Omit every picture and return the rest of the data unaltered.

★ ★ ★ ★ ★ ★ ★

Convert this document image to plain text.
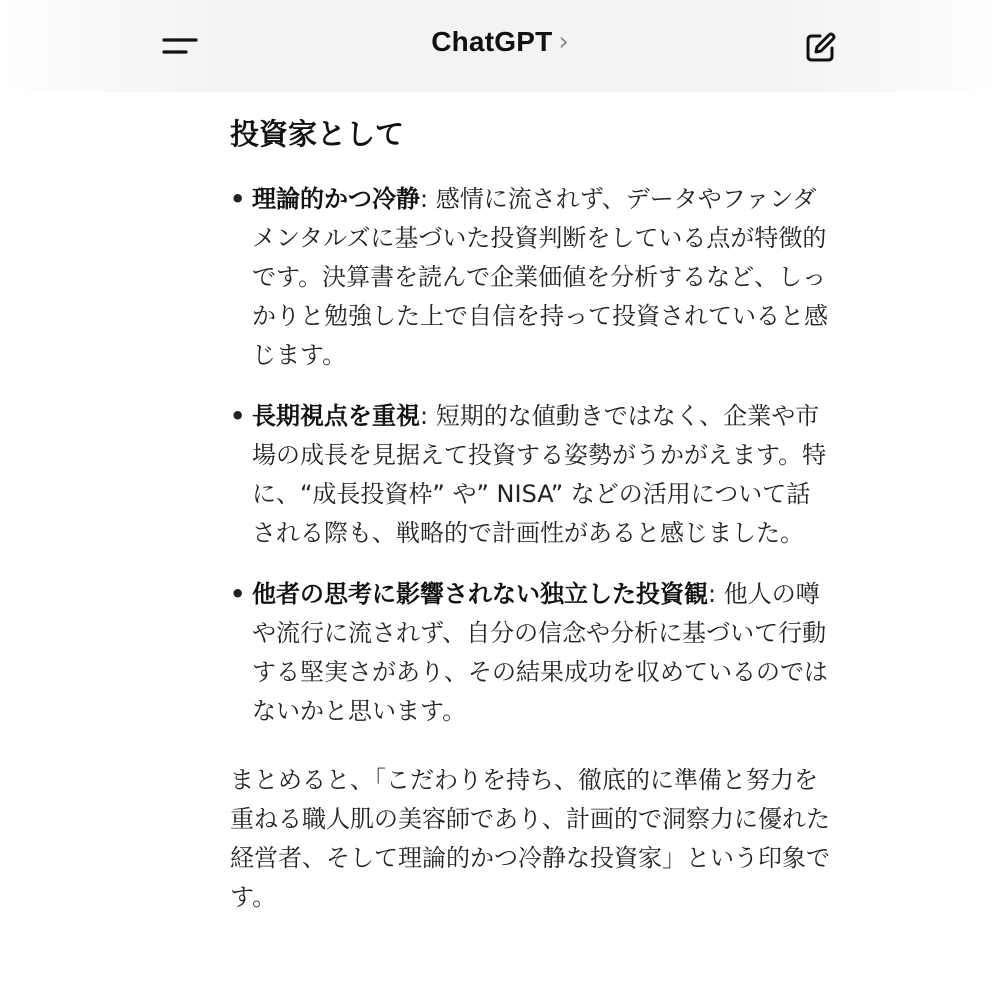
ChatGPT ›
投資家として
• 理論的かつ冷静: 感情に流されず、データやファンダメンタルズに基づいた投資判断をしている点が特徴的です。決算書を読んで企業価値を分析するなど、しっかりと勉強した上で自信を持って投資されていると感じます。
• 長期視点を重視: 短期的な値動きではなく、企業や市場の成長を見据えて投資する姿勢がうかがえます。特に、“成長投資枠” や” NISA” などの活用について話される際も、戦略的で計画性があると感じました。
• 他者の思考に影響されない独立した投資観: 他人の噂や流行に流されず、自分の信念や分析に基づいて行動する堅実さがあり、その結果成功を収めているのではないかと思います。

まとめると、「こだわりを持ち、徹底的に準備と努力を重ねる職人肌の美容師であり、計画的で洞察力に優れた経営者、そして理論的かつ冷静な投資家」という印象です。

★ ★ ★ ★ ★ ★ ★

**Result for this exercise:**
Convert this document image to plain text.
ChatGPT ›
投資家として
• 理論的かつ冷静: 感情に流されず、データやファンダメンタルズに基づいた投資判断をしている点が特徴的です。決算書を読んで企業価値を分析するなど、しっかりと勉強した上で自信を持って投資されていると感じます。
• 長期視点を重視: 短期的な値動きではなく、企業や市場の成長を見据えて投資する姿勢がうかがえます。特に、“成長投資枠” や” NISA” などの活用について話される際も、戦略的で計画性があると感じました。
• 他者の思考に影響されない独立した投資観: 他人の噂や流行に流されず、自分の信念や分析に基づいて行動する堅実さがあり、その結果成功を収めているのではないかと思います。

まとめると、「こだわりを持ち、徹底的に準備と努力を重ねる職人肌の美容師であり、計画的で洞察力に優れた経営者、そして理論的かつ冷静な投資家」という印象です。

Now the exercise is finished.